■ DATA EXTRACT ■
* BEGIN *
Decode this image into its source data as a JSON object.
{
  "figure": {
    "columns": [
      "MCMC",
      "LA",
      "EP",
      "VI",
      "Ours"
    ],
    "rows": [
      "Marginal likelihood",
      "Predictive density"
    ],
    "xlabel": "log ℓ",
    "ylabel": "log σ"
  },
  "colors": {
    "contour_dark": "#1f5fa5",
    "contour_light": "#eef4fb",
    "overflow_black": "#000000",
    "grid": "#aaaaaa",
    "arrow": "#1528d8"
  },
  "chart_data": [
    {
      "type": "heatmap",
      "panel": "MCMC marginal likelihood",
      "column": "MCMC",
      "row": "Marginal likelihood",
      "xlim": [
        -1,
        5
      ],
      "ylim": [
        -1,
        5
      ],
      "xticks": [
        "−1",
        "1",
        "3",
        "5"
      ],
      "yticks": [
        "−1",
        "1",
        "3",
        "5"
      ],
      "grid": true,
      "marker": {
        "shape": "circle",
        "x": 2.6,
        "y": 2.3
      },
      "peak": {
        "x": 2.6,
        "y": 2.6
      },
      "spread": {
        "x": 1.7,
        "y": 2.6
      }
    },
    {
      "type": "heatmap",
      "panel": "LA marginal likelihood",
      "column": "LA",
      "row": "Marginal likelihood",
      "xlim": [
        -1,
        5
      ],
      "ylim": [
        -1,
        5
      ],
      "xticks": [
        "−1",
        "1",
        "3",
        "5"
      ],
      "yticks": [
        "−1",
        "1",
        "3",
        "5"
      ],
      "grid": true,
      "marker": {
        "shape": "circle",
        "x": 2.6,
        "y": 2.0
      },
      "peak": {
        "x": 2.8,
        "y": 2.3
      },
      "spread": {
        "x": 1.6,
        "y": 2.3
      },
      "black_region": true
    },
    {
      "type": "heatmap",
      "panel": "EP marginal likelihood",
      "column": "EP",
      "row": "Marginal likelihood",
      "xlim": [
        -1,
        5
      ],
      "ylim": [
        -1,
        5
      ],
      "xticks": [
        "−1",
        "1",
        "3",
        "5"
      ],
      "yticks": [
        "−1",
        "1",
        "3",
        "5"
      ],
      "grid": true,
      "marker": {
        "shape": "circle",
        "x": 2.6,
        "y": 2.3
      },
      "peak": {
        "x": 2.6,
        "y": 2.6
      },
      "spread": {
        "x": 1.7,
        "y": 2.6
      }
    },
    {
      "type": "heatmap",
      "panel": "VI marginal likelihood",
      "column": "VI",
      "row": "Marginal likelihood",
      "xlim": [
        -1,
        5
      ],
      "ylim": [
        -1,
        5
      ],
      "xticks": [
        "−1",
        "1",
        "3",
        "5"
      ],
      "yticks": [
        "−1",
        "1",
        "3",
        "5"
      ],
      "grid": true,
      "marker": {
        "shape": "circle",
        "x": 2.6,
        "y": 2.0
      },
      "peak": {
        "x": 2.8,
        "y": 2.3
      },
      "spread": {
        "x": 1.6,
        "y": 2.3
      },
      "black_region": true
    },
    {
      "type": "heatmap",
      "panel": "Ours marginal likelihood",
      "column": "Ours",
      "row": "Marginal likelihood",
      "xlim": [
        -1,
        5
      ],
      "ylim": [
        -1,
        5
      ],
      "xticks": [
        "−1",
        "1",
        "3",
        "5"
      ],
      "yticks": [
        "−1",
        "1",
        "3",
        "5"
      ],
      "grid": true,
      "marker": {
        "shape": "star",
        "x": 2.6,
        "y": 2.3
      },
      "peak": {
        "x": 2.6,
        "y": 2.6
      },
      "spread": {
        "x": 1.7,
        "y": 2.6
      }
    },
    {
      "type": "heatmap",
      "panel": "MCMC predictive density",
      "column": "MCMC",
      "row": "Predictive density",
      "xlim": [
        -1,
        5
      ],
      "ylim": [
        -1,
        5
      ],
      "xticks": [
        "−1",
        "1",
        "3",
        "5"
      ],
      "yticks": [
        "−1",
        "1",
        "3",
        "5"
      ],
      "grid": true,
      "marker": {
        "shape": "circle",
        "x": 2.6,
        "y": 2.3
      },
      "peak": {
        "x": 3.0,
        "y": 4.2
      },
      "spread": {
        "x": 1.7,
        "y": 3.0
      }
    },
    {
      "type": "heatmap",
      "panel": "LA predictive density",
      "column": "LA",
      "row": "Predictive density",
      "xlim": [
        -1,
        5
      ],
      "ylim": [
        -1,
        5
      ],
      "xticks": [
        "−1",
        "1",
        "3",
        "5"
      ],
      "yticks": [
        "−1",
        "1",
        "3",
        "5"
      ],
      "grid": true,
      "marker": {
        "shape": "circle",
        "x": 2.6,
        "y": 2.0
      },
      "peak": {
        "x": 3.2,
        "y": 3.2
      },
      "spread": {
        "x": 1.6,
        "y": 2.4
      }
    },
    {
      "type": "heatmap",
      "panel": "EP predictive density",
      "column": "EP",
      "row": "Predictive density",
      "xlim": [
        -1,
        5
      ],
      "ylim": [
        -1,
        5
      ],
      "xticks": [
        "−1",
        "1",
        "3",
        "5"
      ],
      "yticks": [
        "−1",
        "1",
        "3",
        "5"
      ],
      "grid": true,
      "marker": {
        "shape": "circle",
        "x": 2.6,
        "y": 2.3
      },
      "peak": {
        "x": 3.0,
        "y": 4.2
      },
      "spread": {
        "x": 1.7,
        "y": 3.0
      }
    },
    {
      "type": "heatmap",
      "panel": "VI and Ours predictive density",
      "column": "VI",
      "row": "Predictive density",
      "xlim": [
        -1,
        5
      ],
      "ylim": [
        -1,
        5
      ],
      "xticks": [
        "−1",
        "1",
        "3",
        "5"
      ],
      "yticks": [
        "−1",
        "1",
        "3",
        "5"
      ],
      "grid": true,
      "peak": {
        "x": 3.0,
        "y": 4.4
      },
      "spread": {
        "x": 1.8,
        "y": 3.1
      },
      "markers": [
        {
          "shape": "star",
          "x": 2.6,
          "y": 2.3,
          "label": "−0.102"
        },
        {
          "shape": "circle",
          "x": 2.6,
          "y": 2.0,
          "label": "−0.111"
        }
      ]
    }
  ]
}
* END *
■ GOAL ■
Identify every line above that includes the word "Ours", and show those lines.

■ ANSWER FOR THE TASK ■
      "Ours"
      "panel": "Ours marginal likelihood",
      "column": "Ours",
      "panel": "VI and Ours predictive density",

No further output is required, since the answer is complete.